▸ **What is expected**
In the entries below, find every line holding the string "this" and collect it.

Records excerpted from a collection
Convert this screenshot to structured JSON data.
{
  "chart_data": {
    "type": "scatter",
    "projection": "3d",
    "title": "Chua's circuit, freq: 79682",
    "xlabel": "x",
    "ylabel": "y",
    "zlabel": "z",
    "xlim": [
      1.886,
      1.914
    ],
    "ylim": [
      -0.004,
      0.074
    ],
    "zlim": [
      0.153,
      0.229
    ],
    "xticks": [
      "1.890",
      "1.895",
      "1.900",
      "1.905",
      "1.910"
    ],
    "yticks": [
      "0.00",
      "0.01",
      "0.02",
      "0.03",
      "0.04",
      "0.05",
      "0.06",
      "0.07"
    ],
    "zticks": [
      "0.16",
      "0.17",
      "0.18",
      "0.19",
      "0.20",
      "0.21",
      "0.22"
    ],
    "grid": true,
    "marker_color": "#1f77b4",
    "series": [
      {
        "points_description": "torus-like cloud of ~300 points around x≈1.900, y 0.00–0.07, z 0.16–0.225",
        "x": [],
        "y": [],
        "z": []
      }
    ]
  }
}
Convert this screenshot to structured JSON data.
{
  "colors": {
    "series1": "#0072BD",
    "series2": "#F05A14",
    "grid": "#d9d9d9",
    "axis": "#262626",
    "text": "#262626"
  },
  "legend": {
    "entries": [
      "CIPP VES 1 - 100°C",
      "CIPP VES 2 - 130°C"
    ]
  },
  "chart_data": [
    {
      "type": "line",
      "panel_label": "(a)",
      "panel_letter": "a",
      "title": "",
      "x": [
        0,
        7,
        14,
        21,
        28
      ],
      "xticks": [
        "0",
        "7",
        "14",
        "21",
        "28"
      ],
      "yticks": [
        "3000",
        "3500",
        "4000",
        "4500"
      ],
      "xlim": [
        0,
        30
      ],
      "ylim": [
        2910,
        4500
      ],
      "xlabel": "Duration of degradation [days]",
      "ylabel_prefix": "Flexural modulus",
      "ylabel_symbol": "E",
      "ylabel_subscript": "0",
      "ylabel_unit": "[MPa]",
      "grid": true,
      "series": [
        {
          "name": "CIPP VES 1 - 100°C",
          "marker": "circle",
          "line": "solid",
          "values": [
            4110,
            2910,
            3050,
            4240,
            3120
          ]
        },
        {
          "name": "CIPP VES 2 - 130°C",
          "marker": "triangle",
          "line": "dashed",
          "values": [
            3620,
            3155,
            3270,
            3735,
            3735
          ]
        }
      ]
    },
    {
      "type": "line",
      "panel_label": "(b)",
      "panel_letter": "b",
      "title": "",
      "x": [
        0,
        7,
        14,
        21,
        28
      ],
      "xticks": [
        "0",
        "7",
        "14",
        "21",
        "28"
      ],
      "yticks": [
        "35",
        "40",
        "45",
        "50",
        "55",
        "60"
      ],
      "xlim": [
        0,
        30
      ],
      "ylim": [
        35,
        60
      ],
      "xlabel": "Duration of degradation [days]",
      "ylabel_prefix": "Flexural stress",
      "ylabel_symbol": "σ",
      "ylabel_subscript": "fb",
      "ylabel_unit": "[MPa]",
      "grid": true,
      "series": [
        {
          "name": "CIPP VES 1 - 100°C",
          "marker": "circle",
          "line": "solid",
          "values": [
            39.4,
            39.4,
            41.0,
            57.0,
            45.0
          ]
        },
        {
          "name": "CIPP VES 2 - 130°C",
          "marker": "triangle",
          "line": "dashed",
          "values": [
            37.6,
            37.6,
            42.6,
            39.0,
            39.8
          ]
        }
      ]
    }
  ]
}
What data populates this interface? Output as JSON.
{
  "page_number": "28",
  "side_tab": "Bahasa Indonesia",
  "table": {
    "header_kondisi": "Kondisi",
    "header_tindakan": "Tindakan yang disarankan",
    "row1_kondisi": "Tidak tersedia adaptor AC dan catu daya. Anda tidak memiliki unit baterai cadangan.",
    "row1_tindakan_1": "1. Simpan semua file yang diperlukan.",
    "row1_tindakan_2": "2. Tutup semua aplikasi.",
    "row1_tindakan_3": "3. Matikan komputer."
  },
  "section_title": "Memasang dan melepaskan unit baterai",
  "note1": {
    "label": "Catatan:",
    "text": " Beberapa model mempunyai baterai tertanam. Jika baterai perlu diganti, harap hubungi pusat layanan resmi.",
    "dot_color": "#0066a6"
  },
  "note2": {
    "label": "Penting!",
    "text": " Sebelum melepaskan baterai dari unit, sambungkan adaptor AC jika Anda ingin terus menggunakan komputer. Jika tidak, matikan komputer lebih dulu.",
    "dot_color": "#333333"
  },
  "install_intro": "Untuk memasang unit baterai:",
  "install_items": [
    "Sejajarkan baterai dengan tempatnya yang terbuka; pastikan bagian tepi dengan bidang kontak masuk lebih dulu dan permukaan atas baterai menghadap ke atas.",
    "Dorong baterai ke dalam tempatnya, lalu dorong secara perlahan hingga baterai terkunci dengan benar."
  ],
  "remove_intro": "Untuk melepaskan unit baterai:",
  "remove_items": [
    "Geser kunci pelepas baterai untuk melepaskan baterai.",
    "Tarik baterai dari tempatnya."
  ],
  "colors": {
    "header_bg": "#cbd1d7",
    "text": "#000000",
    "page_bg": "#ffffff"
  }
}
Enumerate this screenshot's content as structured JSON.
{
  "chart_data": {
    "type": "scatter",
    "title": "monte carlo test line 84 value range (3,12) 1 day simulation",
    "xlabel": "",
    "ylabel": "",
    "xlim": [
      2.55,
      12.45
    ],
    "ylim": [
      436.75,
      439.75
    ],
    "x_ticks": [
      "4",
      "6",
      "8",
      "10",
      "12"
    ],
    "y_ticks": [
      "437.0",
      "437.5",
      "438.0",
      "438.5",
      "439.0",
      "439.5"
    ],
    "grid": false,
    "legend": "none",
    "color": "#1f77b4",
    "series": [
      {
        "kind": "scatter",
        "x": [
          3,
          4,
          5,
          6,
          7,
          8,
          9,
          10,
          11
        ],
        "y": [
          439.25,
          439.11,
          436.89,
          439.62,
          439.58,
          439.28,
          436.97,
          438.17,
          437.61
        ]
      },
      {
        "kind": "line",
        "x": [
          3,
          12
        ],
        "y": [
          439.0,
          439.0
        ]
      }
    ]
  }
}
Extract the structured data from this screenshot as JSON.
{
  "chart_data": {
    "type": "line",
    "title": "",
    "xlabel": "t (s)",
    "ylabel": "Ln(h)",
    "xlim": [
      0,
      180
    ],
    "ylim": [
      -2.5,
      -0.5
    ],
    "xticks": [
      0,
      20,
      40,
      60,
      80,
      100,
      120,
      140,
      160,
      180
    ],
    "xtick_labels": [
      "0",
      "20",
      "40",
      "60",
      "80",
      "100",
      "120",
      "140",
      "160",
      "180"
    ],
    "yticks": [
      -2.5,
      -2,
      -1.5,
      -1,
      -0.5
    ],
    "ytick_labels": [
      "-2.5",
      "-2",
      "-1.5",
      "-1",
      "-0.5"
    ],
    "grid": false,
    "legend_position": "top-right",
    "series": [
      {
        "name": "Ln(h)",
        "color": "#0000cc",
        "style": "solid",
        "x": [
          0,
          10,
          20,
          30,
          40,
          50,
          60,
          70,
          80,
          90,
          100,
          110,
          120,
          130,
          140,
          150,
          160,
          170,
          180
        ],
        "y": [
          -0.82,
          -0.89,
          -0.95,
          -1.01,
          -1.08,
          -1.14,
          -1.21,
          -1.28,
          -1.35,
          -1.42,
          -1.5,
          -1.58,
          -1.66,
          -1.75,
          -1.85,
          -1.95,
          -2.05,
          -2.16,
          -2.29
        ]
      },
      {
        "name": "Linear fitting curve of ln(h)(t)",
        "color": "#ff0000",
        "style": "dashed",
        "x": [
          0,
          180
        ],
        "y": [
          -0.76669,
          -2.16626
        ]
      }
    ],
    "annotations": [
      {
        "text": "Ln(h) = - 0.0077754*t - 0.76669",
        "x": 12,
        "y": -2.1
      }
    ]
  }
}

▸ **Result of the exercise**
Convert this screenshot to structured JSON data.
Convert this screenshot to structured JSON data.
What data populates this interface? Output as JSON.
Enumerate this screenshot's content as structured JSON.
Extract the structured data from this screenshot as JSON.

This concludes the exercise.